● Supplied records
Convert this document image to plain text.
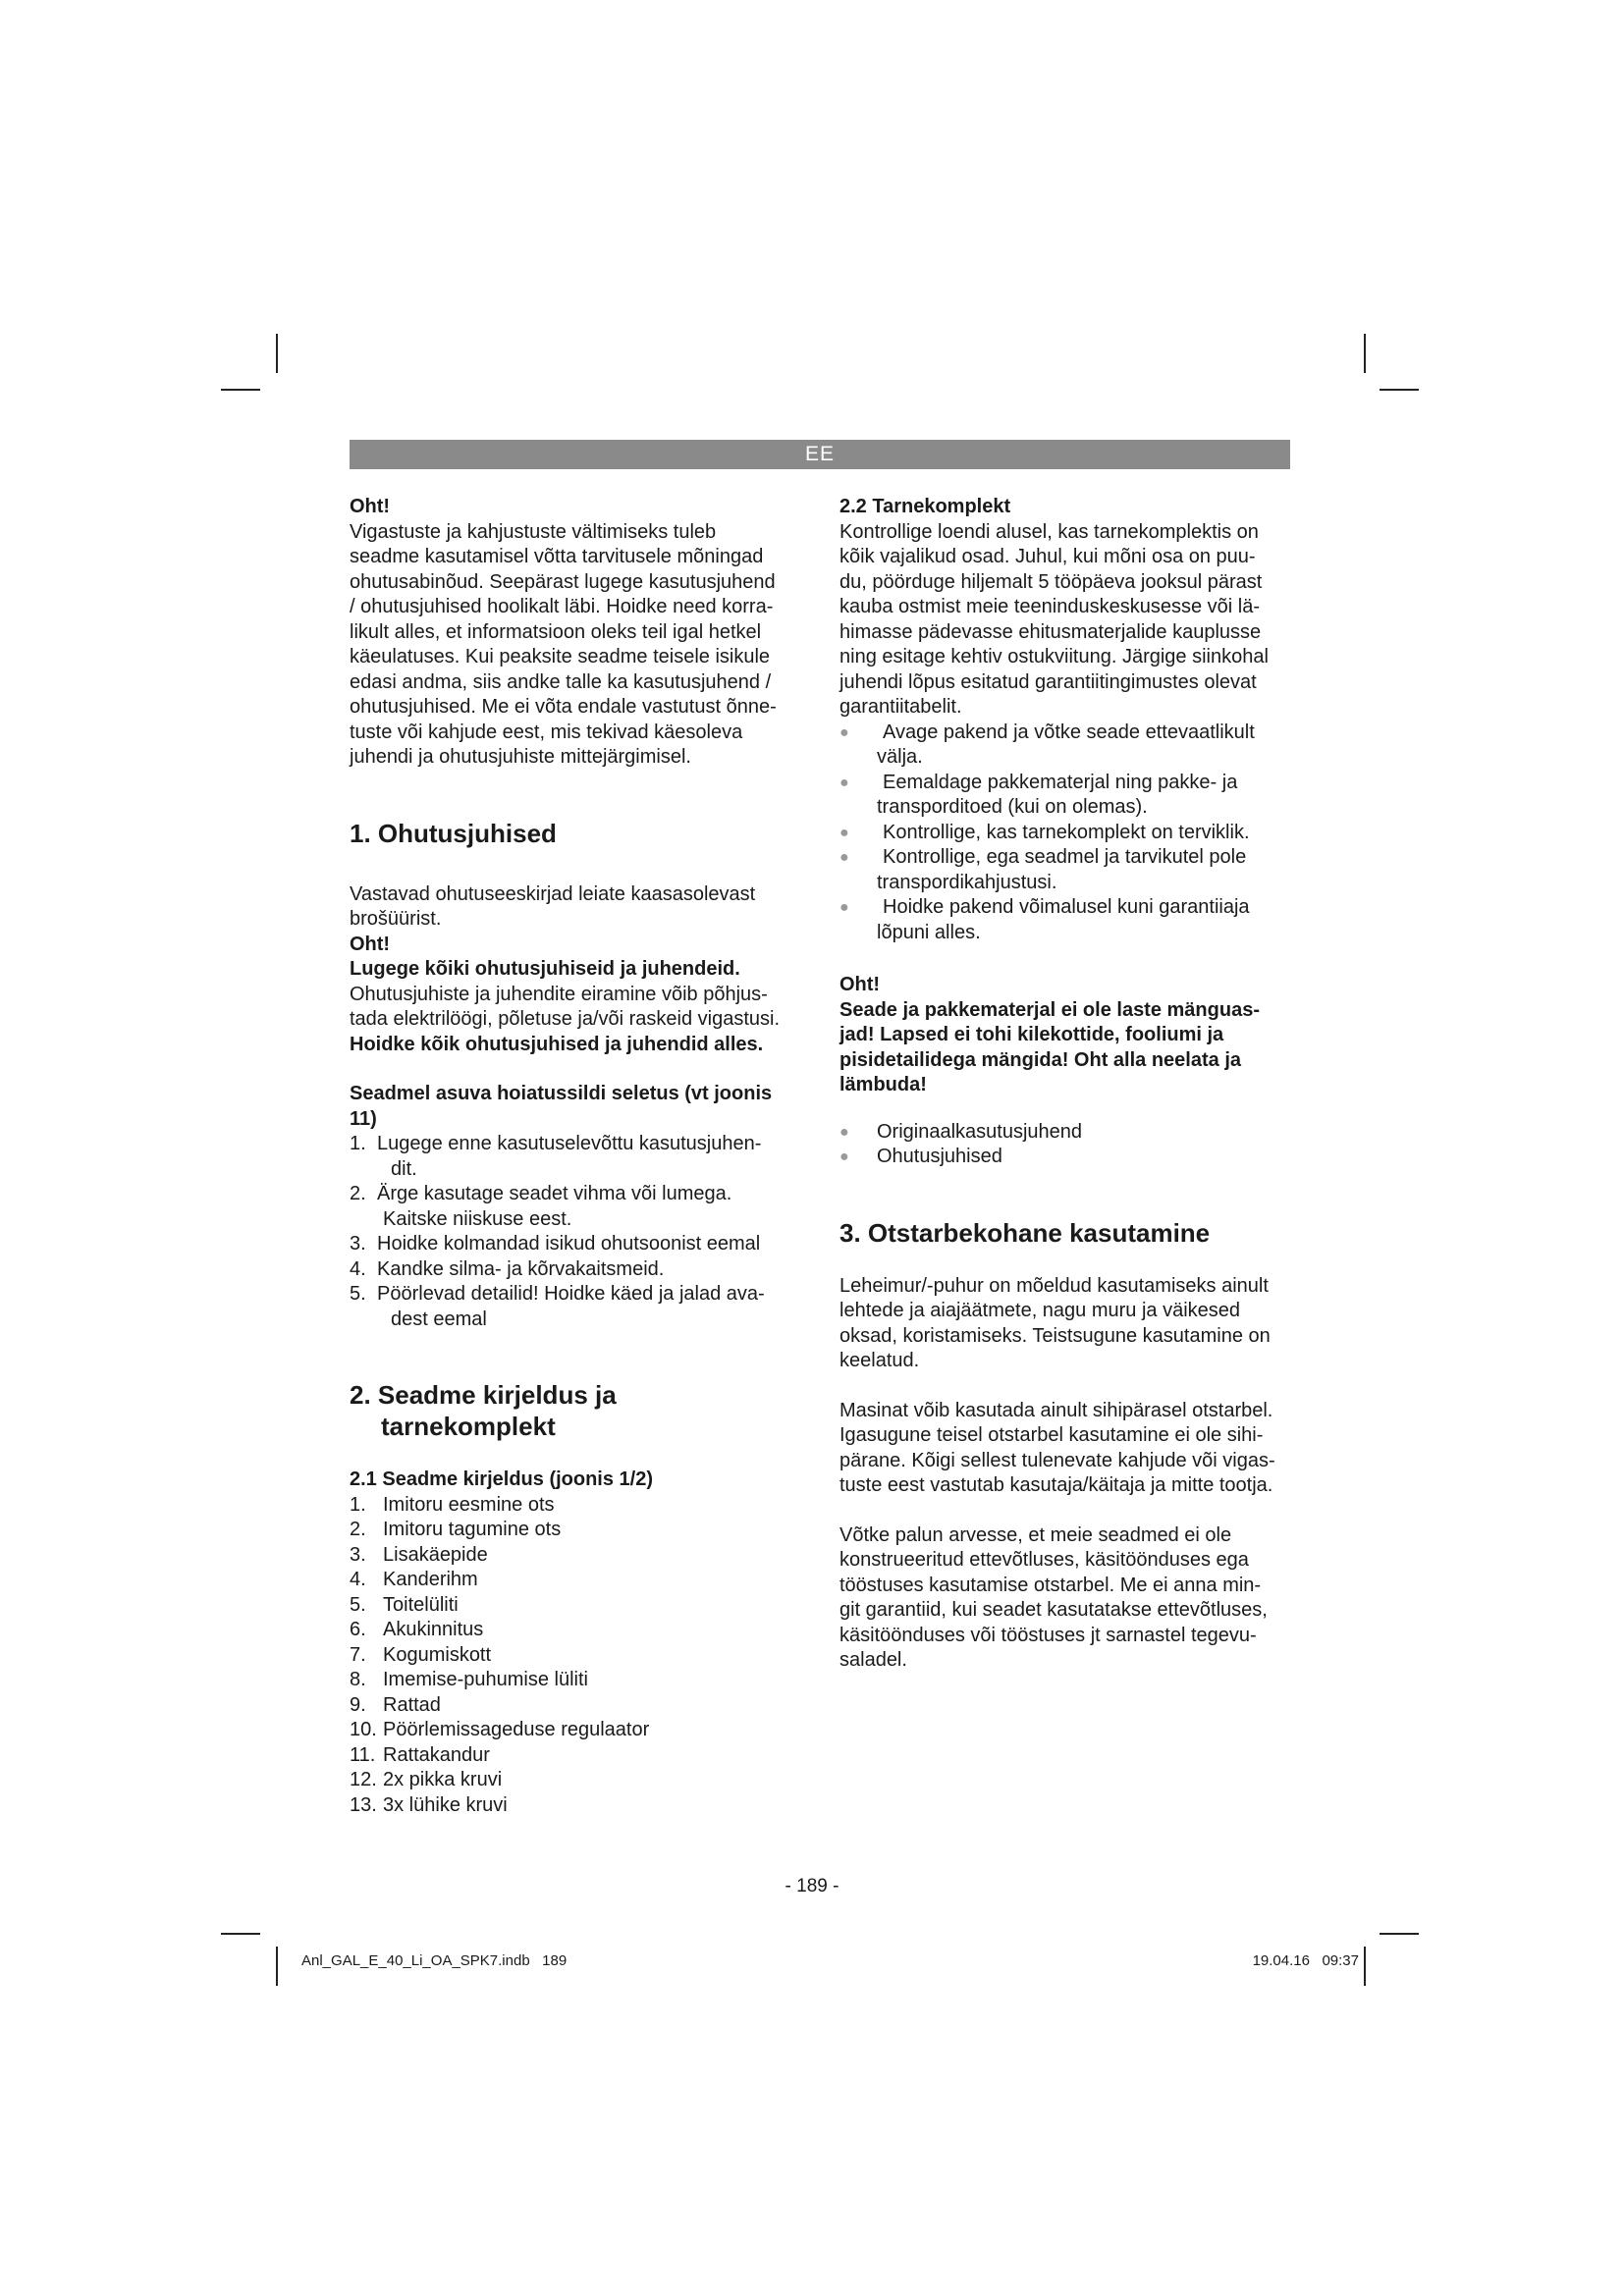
EE

Oht!

Vigastuste ja kahjustuste vältimiseks tuleb

seadme kasutamisel võtta tarvitusele mõningad

ohutusabinõud. Seepärast lugege kasutusjuhend

/ ohutusjuhised hoolikalt läbi. Hoidke need korra-

likult alles, et informatsioon oleks teil igal hetkel

käeulatuses. Kui peaksite seadme teisele isikule

edasi andma, siis andke talle ka kasutusjuhend /

ohutusjuhised. Me ei võta endale vastutust õnne-

tuste või kahjude eest, mis tekivad käesoleva

juhendi ja ohutusjuhiste mittejärgimisel.

1. Ohutusjuhised

Vastavad ohutuseeskirjad leiate kaasasolevast

brošüürist.

Oht!

Lugege kõiki ohutusjuhiseid ja juhendeid.

Ohutusjuhiste ja juhendite eiramine võib põhjus-

tada elektrilöögi, põletuse ja/või raskeid vigastusi.

Hoidke kõik ohutusjuhised ja juhendid alles.

Seadmel asuva hoiatussildi seletus (vt joonis

11)

1. Lugege enne kasutuselevõttu kasutusjuhen-
dit.
2. Ärge kasutage seadet vihma või lumega.
Kaitske niiskuse eest.
3. Hoidke kolmandad isikud ohutsoonist eemal
4. Kandke silma- ja kõrvakaitsmeid.
5. Pöörlevad detailid! Hoidke käed ja jalad ava-
dest eemal
2. Seadme kirjeldus ja
tarnekomplekt

2.1 Seadme kirjeldus (joonis 1/2)

1. Imitoru eesmine ots
2. Imitoru tagumine ots
3. Lisakäepide
4. Kanderihm
5. Toitelüliti
6. Akukinnitus
7. Kogumiskott
8. Imemise-puhumise lüliti
9. Rattad
10. Pöörlemissageduse regulaator
11. Rattakandur
12. 2x pikka kruvi
13. 3x lühike kruvi

2.2 Tarnekomplekt

Kontrollige loendi alusel, kas tarnekomplektis on

kõik vajalikud osad. Juhul, kui mõni osa on puu-

du, pöörduge hiljemalt 5 tööpäeva jooksul pärast

kauba ostmist meie teeninduskeskusesse või lä-

himasse pädevasse ehitusmaterjalide kauplusse

ning esitage kehtiv ostukviitung. Järgige siinkohal

juhendi lõpus esitatud garantiitingimustes olevat

garantiitabelit.

●	Avage pakend ja võtke seade ettevaatlikult
välja.
●	Eemaldage pakkematerjal ning pakke- ja
transporditoed (kui on olemas).
●	Kontrollige, kas tarnekomplekt on terviklik.
●	Kontrollige, ega seadmel ja tarvikutel pole
transpordikahjustusi.
●	Hoidke pakend võimalusel kuni garantiiaja
lõpuni alles.

Oht!

Seade ja pakkematerjal ei ole laste mänguas-

jad! Lapsed ei tohi kilekottide, fooliumi ja

pisidetailidega mängida! Oht alla neelata ja

lämbuda!

●	Originaalkasutusjuhend
●	Ohutusjuhised
3. Otstarbekohane kasutamine

Leheimur/-puhur on mõeldud kasutamiseks ainult

lehtede ja aiajäätmete, nagu muru ja väikesed

oksad, koristamiseks. Teistsugune kasutamine on

keelatud.

Masinat võib kasutada ainult sihipärasel otstarbel.

Igasugune teisel otstarbel kasutamine ei ole sihi-

pärane. Kõigi sellest tulenevate kahjude või vigas-

tuste eest vastutab kasutaja/käitaja ja mitte tootja.

Võtke palun arvesse, et meie seadmed ei ole

konstrueeritud ettevõtluses, käsitöönduses ega

tööstuses kasutamise otstarbel. Me ei anna min-

git garantiid, kui seadet kasutatakse ettevõtluses,

käsitöönduses või tööstuses jt sarnastel tegevu-

saladel.

- 189 -
Anl_GAL_E_40_Li_OA_SPK7.indb   189	19.04.16   09:37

● Set task
Check each line of the data above for the word "käsitöönduses" and say how many lines have it. Give the number alone.

● Exercise answer
2